>>

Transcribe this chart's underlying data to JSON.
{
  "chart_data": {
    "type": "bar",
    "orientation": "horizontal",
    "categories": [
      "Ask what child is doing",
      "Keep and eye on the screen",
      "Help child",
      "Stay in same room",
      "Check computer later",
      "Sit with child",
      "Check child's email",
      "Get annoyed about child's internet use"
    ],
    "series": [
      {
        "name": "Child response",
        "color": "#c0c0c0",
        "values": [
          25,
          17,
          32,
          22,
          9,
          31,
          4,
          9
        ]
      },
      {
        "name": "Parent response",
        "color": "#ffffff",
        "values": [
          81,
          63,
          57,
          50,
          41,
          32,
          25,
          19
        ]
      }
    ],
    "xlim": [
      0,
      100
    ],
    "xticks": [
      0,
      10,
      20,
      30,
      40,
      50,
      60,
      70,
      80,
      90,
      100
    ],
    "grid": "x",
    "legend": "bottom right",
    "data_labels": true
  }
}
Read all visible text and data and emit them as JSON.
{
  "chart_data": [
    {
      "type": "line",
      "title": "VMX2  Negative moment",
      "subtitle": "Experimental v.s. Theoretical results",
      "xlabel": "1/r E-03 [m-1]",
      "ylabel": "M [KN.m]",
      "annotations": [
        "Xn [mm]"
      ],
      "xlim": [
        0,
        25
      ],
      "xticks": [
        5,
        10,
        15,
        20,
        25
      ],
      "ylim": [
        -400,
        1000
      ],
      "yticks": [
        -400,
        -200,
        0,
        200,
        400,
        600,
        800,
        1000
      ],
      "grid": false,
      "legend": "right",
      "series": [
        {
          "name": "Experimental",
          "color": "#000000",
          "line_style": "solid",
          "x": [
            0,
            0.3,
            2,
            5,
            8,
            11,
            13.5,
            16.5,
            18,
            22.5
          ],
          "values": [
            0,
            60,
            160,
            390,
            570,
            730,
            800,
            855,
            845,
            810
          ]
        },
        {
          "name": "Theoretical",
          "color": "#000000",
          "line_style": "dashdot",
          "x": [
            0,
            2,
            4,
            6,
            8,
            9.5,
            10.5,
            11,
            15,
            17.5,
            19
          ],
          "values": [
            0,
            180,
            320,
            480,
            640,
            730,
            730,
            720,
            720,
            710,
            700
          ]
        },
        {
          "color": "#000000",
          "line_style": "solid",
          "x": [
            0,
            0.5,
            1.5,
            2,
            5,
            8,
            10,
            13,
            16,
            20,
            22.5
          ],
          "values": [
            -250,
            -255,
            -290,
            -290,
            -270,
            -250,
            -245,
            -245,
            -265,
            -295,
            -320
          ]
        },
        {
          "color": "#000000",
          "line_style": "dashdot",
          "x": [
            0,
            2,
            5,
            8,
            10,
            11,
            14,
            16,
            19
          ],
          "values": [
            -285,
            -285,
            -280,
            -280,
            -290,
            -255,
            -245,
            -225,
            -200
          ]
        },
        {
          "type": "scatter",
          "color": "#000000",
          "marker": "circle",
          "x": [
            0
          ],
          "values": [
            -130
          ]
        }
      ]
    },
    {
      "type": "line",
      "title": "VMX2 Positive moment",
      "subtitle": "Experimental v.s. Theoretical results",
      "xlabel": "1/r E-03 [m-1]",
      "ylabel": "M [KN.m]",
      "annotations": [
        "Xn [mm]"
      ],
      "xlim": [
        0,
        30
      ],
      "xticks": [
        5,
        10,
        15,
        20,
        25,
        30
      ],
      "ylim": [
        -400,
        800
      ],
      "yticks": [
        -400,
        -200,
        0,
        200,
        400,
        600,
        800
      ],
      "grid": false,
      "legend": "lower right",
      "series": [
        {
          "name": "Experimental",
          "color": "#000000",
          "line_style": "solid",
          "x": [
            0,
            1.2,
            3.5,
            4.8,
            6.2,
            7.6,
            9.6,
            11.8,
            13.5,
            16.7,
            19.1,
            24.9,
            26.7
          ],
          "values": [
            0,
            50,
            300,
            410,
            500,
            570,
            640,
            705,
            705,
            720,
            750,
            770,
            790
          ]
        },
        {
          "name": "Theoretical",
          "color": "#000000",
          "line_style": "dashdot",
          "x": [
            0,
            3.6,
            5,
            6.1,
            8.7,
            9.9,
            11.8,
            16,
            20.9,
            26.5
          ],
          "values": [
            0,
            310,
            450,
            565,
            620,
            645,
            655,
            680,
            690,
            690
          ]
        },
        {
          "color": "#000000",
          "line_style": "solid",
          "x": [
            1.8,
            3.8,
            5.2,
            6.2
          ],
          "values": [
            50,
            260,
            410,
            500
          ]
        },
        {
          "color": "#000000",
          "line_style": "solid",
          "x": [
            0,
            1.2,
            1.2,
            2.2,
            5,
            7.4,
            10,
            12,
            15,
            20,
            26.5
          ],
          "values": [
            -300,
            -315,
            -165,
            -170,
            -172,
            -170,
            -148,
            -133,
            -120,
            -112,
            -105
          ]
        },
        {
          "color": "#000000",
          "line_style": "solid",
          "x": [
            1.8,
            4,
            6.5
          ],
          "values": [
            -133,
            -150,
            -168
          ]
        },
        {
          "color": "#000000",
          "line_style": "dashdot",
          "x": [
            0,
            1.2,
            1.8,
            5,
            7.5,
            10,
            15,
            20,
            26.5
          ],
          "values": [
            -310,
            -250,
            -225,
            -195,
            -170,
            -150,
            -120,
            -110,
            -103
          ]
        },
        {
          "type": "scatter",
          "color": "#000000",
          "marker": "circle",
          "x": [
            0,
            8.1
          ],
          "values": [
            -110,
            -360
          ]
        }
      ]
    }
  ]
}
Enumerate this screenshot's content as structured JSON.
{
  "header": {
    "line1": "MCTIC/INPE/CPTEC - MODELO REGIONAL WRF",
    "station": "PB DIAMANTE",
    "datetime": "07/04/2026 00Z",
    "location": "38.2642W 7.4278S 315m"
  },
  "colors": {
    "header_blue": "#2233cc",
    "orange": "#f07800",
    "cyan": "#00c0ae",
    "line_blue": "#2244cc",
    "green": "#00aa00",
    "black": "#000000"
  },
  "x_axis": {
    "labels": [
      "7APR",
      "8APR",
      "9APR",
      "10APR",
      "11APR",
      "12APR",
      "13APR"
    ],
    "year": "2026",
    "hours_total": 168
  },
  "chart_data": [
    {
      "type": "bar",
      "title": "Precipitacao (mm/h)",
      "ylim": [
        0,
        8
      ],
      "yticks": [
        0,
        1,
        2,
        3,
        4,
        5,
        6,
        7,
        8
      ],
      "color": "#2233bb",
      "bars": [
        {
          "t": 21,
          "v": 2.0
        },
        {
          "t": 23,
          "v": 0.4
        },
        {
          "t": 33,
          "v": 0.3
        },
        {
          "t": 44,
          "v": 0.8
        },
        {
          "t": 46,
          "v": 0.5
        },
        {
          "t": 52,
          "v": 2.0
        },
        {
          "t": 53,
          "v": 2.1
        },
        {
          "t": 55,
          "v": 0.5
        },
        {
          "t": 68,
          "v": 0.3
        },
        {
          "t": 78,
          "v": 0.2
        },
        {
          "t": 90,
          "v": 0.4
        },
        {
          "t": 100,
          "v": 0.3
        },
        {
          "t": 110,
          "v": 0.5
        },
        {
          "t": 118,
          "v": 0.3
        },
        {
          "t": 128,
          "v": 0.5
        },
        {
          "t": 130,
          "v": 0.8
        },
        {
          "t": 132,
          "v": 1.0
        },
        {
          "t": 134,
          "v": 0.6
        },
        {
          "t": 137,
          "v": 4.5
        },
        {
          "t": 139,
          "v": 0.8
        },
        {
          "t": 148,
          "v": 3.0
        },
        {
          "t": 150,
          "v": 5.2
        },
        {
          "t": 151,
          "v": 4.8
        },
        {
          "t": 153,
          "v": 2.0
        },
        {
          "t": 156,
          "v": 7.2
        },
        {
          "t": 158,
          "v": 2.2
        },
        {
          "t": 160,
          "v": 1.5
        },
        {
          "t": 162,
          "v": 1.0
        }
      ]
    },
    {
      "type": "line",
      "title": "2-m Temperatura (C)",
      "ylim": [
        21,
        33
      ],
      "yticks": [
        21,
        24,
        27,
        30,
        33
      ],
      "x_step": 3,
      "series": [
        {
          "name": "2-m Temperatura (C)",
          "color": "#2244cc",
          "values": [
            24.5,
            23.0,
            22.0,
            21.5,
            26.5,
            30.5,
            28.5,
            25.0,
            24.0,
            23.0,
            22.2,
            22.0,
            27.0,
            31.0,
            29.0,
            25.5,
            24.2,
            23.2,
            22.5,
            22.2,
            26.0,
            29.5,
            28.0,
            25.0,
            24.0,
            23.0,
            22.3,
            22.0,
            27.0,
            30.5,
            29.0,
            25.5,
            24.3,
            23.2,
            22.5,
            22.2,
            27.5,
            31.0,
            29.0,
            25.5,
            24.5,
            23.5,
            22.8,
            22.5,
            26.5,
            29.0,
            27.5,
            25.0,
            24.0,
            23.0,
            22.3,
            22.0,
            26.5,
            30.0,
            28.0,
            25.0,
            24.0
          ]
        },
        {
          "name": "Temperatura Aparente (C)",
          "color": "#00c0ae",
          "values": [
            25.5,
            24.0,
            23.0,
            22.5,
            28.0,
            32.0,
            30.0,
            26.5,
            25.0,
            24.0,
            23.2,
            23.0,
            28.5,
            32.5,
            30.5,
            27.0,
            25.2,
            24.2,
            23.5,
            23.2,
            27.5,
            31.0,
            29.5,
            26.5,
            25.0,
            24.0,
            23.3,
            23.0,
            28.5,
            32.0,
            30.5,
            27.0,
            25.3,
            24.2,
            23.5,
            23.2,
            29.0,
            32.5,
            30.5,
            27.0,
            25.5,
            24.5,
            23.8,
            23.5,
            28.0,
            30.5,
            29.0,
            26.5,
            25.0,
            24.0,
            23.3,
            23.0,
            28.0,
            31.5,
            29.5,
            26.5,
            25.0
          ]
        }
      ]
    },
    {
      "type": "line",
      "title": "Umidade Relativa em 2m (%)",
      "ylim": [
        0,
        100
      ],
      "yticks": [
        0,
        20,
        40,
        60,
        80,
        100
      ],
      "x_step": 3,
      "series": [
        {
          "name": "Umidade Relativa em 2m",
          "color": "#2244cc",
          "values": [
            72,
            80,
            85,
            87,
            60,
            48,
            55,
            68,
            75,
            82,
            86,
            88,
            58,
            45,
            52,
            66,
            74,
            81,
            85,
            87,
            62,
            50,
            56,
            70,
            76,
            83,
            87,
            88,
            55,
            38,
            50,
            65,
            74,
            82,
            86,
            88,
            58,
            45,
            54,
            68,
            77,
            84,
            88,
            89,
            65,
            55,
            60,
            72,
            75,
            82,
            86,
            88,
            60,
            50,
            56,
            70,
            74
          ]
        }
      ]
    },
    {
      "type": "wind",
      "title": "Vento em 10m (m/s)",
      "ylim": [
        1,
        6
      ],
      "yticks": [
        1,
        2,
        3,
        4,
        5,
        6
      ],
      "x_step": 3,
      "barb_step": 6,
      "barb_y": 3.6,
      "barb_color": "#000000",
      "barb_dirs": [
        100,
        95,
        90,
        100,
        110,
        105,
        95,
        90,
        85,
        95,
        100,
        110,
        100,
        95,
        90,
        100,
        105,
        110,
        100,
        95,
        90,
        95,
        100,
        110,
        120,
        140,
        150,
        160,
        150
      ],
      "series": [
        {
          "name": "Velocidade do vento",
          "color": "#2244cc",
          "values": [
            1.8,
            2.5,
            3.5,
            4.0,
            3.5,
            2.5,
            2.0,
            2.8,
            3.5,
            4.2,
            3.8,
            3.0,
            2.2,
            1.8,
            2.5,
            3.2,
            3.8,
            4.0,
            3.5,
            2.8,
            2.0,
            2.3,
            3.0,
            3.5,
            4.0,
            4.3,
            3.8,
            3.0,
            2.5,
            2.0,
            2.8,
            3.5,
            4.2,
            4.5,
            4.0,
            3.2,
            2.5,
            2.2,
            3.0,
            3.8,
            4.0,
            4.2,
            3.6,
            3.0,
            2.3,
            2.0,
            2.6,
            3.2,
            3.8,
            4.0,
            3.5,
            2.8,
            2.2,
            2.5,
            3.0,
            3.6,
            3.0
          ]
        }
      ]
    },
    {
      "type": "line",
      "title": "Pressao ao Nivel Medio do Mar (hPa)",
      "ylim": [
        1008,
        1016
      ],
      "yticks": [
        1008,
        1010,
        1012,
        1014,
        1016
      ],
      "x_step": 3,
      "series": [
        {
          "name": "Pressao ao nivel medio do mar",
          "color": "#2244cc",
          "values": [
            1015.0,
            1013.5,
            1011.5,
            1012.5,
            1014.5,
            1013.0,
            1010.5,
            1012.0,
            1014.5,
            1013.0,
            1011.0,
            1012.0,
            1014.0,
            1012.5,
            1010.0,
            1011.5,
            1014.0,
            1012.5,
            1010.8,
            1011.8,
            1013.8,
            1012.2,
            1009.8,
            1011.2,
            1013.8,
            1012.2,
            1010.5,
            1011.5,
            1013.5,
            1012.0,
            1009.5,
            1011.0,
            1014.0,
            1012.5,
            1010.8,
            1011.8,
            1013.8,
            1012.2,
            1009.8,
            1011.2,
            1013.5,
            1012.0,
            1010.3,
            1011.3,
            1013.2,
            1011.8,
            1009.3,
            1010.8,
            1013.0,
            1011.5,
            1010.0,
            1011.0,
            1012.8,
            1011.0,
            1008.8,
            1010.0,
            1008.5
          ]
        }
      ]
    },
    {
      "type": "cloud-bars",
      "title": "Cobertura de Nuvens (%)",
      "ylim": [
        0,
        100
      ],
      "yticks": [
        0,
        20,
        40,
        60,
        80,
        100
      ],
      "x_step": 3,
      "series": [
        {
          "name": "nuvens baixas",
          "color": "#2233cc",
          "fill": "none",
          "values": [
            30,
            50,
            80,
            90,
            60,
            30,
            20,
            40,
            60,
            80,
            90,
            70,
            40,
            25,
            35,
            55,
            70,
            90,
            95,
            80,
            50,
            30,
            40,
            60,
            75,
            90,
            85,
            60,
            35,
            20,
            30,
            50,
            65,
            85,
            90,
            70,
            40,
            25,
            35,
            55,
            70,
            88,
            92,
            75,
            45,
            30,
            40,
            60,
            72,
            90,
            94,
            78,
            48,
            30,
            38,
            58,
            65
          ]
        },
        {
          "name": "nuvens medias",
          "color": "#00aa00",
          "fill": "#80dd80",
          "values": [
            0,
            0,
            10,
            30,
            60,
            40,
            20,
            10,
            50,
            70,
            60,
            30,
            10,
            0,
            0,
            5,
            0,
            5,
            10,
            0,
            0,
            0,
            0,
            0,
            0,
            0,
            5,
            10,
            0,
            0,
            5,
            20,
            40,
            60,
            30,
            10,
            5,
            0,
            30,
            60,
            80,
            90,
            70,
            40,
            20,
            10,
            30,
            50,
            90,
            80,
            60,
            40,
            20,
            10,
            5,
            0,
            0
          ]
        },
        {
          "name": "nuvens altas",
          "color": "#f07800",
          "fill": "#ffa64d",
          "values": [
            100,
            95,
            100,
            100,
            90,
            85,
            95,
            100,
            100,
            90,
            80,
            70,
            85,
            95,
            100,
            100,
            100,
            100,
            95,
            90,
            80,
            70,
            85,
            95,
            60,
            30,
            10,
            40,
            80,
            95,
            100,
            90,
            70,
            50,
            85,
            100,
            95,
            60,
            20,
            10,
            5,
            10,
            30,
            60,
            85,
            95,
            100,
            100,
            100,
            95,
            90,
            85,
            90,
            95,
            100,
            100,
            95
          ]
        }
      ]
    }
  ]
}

<<

Prompt:
Extract all lines from the material above that include the word "JSON".

Exercise response:
Transcribe this chart's underlying data to JSON.
Read all visible text and data and emit them as JSON.
Enumerate this screenshot's content as structured JSON.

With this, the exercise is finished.